#### TASK INPUTS
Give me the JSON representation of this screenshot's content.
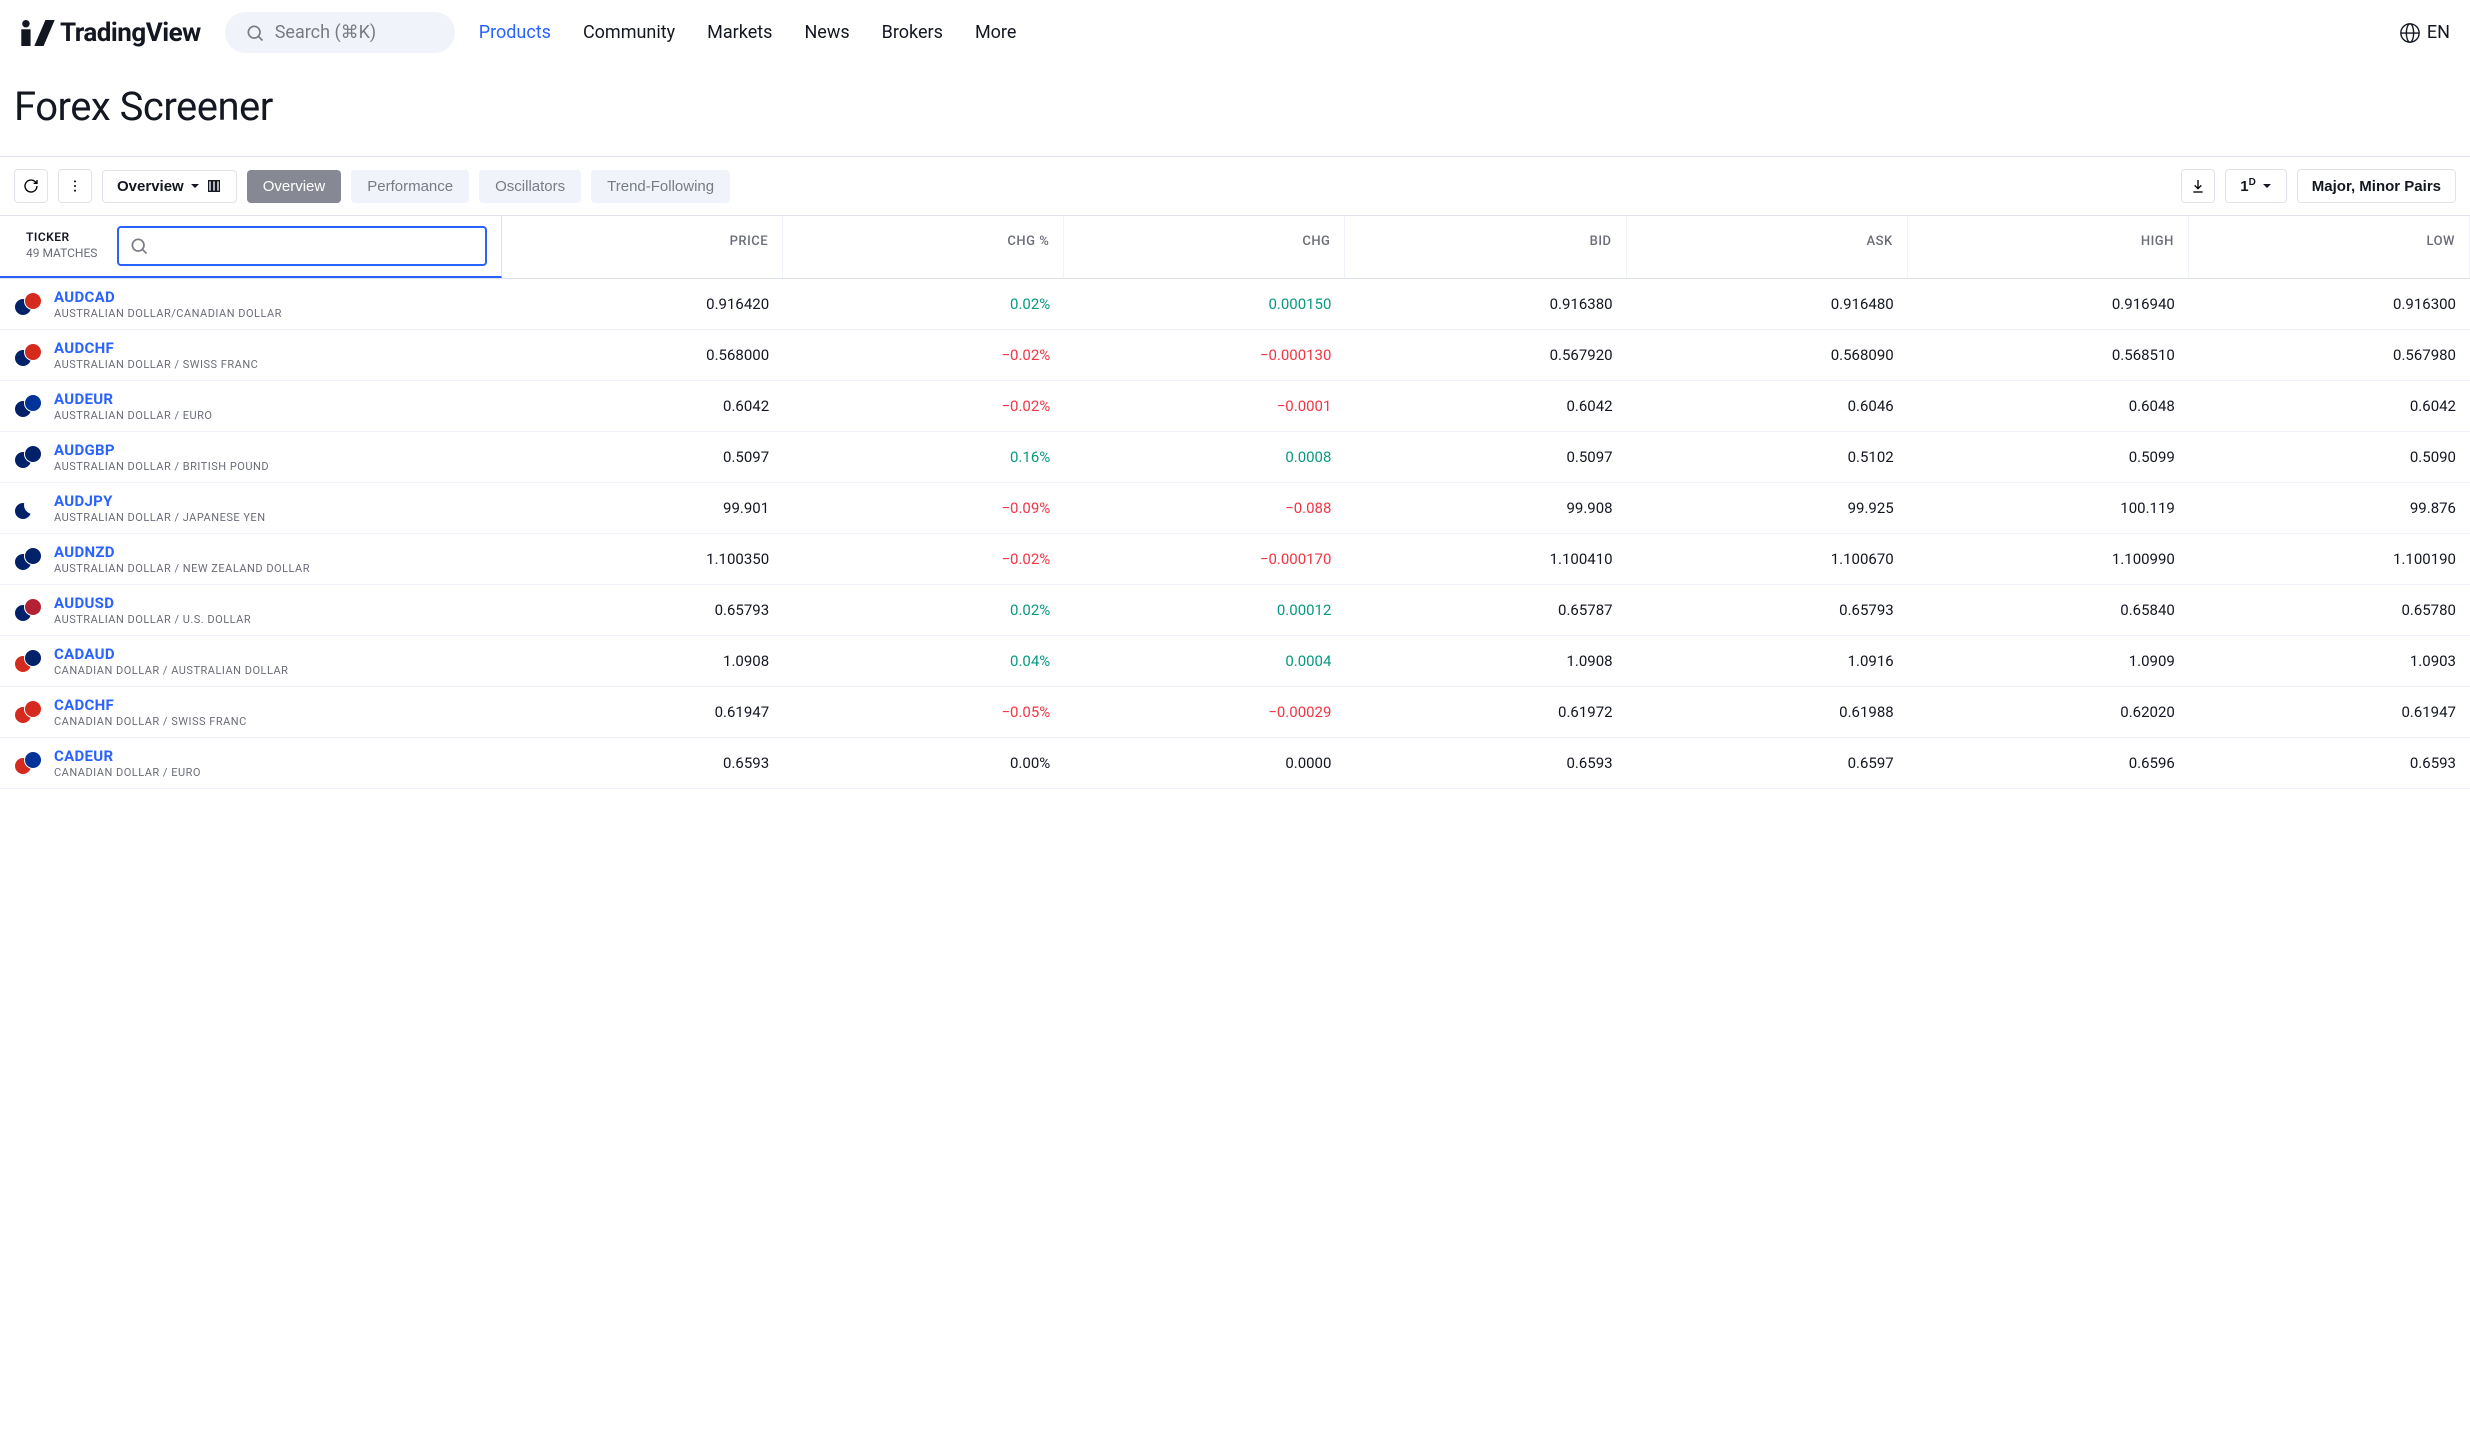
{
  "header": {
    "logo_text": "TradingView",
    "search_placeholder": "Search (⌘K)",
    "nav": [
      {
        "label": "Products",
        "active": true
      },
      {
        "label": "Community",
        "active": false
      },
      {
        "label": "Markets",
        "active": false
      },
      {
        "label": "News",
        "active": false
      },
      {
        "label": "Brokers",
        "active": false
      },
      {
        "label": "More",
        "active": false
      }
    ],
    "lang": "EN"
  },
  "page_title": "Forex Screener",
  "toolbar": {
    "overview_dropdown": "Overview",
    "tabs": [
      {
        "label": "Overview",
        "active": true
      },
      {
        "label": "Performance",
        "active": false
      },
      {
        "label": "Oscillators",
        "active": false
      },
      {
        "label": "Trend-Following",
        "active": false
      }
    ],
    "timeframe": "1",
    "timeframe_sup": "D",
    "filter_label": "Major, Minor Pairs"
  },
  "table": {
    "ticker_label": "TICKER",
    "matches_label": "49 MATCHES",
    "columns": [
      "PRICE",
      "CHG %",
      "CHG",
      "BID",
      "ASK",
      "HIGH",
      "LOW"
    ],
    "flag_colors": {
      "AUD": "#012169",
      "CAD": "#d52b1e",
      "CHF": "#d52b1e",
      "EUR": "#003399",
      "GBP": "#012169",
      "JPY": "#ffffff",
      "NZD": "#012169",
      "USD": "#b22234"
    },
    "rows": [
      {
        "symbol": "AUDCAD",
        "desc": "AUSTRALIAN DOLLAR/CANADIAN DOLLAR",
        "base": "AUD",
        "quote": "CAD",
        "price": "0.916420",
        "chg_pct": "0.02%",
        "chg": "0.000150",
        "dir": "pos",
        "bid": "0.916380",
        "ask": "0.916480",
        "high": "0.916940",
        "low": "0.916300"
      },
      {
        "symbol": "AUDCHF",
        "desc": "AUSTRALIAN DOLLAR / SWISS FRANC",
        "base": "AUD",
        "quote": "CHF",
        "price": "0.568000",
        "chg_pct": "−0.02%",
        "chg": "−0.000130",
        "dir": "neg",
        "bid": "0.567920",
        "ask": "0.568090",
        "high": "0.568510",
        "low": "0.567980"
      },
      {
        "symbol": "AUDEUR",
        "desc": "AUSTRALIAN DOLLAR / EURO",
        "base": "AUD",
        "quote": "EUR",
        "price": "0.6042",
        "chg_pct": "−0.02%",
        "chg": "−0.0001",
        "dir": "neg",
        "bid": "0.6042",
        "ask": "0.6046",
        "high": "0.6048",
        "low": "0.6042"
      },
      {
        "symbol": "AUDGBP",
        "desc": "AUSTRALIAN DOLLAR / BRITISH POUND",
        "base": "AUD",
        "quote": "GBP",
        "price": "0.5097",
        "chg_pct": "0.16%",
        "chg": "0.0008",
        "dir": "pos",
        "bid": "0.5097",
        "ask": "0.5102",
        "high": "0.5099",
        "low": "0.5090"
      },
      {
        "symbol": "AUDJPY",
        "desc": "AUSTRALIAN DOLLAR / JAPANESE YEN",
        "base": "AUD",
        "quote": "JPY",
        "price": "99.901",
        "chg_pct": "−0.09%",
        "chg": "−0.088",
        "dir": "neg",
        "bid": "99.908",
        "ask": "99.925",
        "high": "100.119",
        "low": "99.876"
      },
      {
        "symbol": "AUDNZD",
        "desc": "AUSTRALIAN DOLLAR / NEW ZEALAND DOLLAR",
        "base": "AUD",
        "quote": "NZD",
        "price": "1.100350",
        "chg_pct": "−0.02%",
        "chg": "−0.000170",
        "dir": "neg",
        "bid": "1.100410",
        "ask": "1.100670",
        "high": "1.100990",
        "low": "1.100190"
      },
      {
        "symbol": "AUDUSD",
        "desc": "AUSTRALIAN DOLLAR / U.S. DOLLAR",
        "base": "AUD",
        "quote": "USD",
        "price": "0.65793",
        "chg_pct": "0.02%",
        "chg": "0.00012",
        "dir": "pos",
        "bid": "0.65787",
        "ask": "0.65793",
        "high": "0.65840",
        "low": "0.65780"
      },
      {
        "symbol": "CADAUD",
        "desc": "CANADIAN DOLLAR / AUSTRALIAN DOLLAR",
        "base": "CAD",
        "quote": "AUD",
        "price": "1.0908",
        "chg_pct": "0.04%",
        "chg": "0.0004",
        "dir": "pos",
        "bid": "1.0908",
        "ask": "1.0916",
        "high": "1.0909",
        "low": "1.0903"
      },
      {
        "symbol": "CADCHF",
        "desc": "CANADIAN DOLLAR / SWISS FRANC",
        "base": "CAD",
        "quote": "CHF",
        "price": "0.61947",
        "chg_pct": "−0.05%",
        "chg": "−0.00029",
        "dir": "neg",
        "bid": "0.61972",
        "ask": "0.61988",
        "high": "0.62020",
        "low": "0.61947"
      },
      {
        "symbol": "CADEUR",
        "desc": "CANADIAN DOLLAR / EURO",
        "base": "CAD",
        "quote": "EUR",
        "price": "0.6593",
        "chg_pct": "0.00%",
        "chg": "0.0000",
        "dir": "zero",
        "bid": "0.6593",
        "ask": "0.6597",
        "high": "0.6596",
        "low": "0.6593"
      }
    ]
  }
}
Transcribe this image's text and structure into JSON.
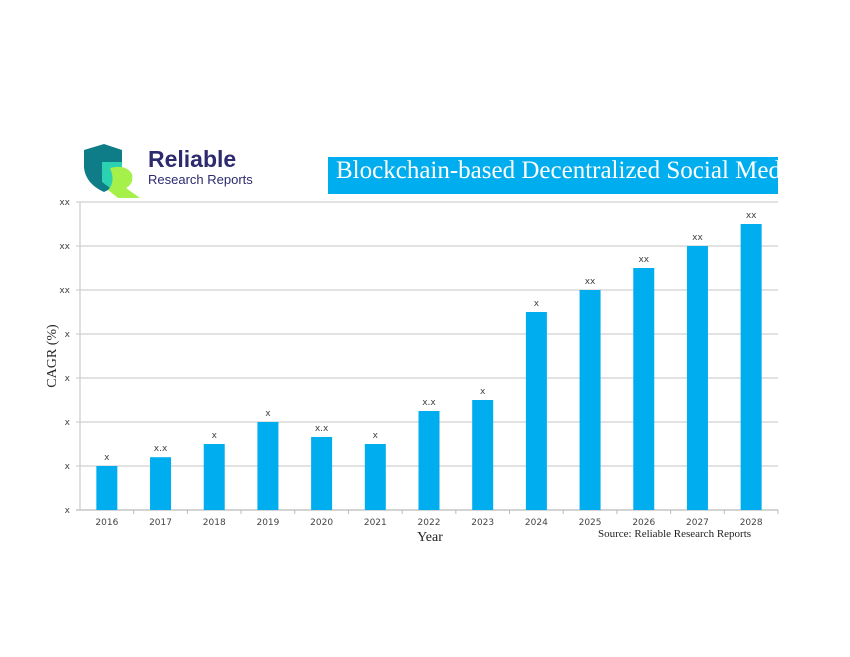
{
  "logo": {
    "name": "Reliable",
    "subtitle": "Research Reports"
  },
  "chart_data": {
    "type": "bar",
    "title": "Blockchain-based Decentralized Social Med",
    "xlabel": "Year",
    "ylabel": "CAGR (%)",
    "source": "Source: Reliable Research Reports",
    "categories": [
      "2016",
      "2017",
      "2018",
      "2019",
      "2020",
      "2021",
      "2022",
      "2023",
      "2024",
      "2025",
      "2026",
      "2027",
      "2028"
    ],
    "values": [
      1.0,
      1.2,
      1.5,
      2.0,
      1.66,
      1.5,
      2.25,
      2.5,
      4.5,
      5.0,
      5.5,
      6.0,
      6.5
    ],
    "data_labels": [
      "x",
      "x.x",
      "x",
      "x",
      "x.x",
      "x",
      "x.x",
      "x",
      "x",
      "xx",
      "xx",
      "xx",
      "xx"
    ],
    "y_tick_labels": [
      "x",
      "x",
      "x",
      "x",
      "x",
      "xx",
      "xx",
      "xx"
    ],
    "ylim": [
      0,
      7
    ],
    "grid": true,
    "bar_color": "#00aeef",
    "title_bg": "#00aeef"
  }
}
########
** TASK DETAILS **
Using the listing above, pull out all lines that hold the word "Reports".

** RESULT OF THIS EXERCISE **
    "subtitle": "Research Reports"
    "source": "Source: Reliable Research Reports",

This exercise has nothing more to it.